◆ MATERIAL SUPPLIED

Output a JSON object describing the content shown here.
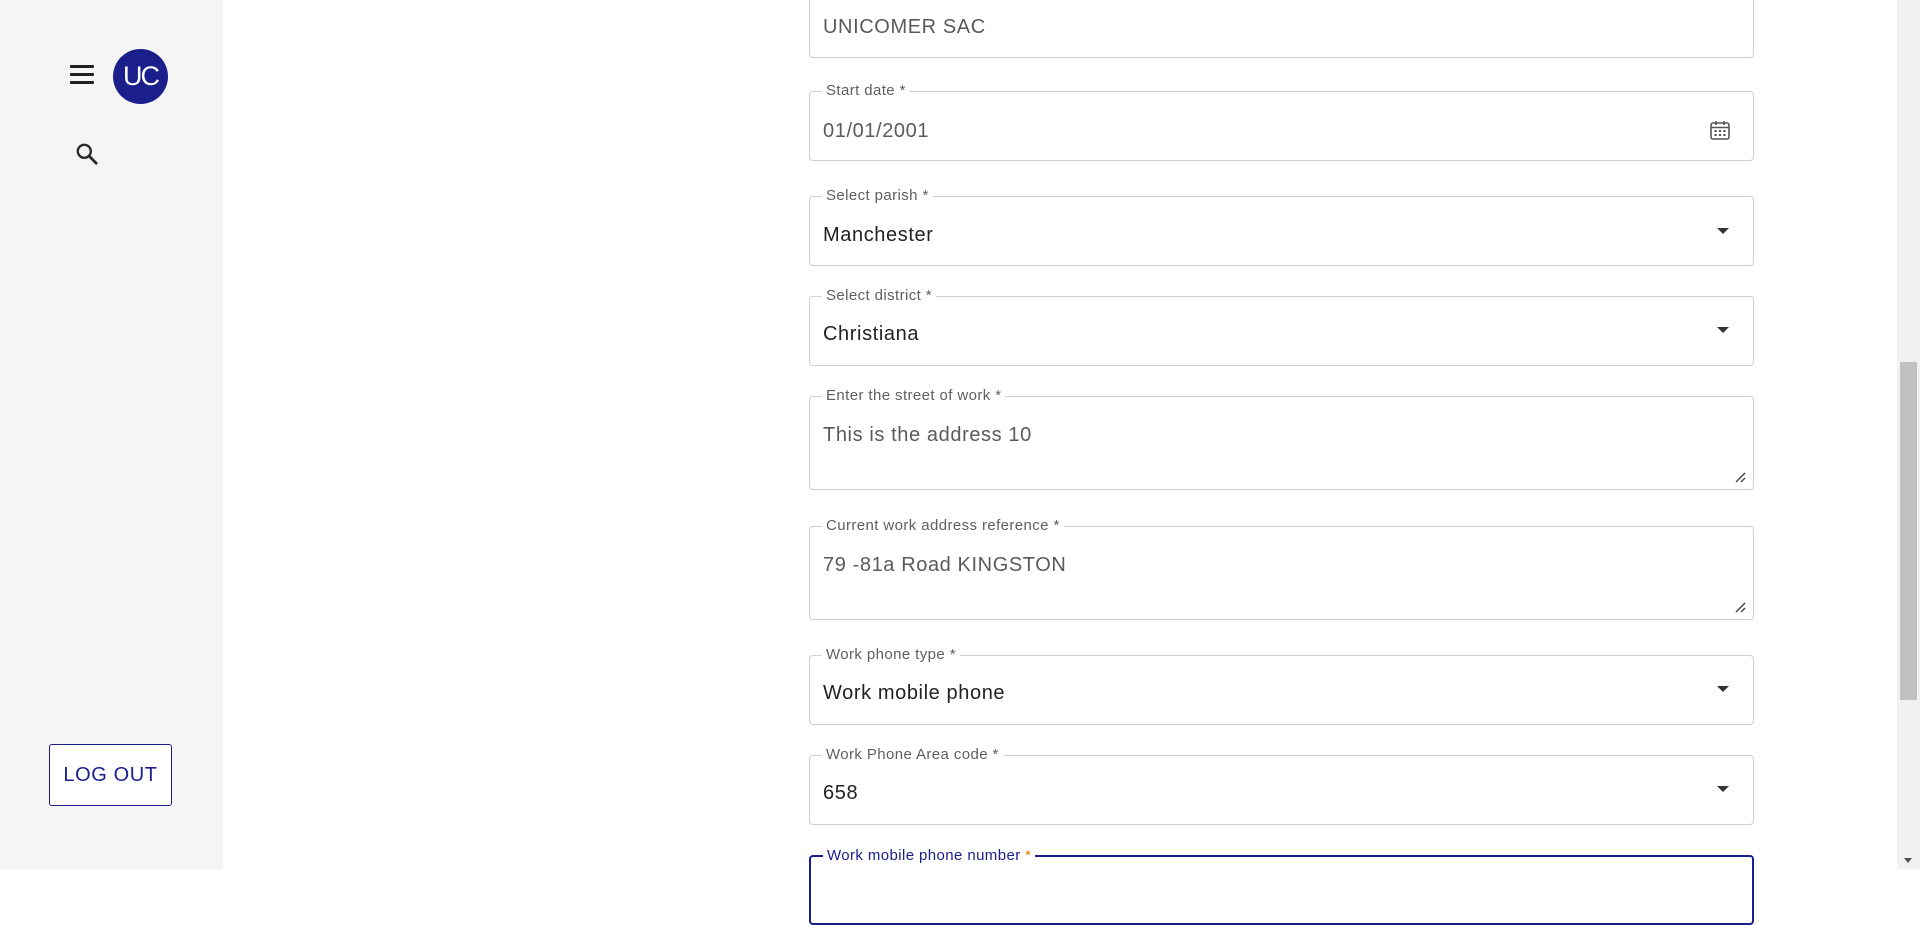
{
  "sidebar": {
    "avatar_initials": "UC",
    "menu_icon": "hamburger-menu-icon",
    "search_icon": "search-icon",
    "logout_label": "LOG OUT"
  },
  "form": {
    "employer": {
      "value": "UNICOMER SAC"
    },
    "start_date": {
      "label": "Start date *",
      "value": "01/01/2001",
      "icon": "calendar-icon"
    },
    "parish": {
      "label": "Select parish *",
      "value": "Manchester"
    },
    "district": {
      "label": "Select district *",
      "value": "Christiana"
    },
    "work_street": {
      "label": "Enter the street of work *",
      "value": "This is the address 10"
    },
    "work_reference": {
      "label": "Current work address reference *",
      "value": "79 -81a Road KINGSTON"
    },
    "work_phone_type": {
      "label": "Work phone type *",
      "value": "Work mobile phone"
    },
    "work_area_code": {
      "label": "Work Phone Area code *",
      "value": "658"
    },
    "work_mobile_number": {
      "label": "Work mobile phone number",
      "required_mark": "*"
    }
  },
  "colors": {
    "brand": "#1a1f8c",
    "sidebar_bg": "#f5f5f5",
    "border": "#cfcfcf",
    "required_star": "#e07b00"
  }
}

◆ PROBLEM TO WORK ON
Look through the material and copy each line that has "value".

◆ COMPLETED EXERCISE
      "value": "UNICOMER SAC"
      "value": "01/01/2001",
      "value": "Manchester"
      "value": "Christiana"
      "value": "This is the address 10"
      "value": "79 -81a Road KINGSTON"
      "value": "Work mobile phone"
      "value": "658"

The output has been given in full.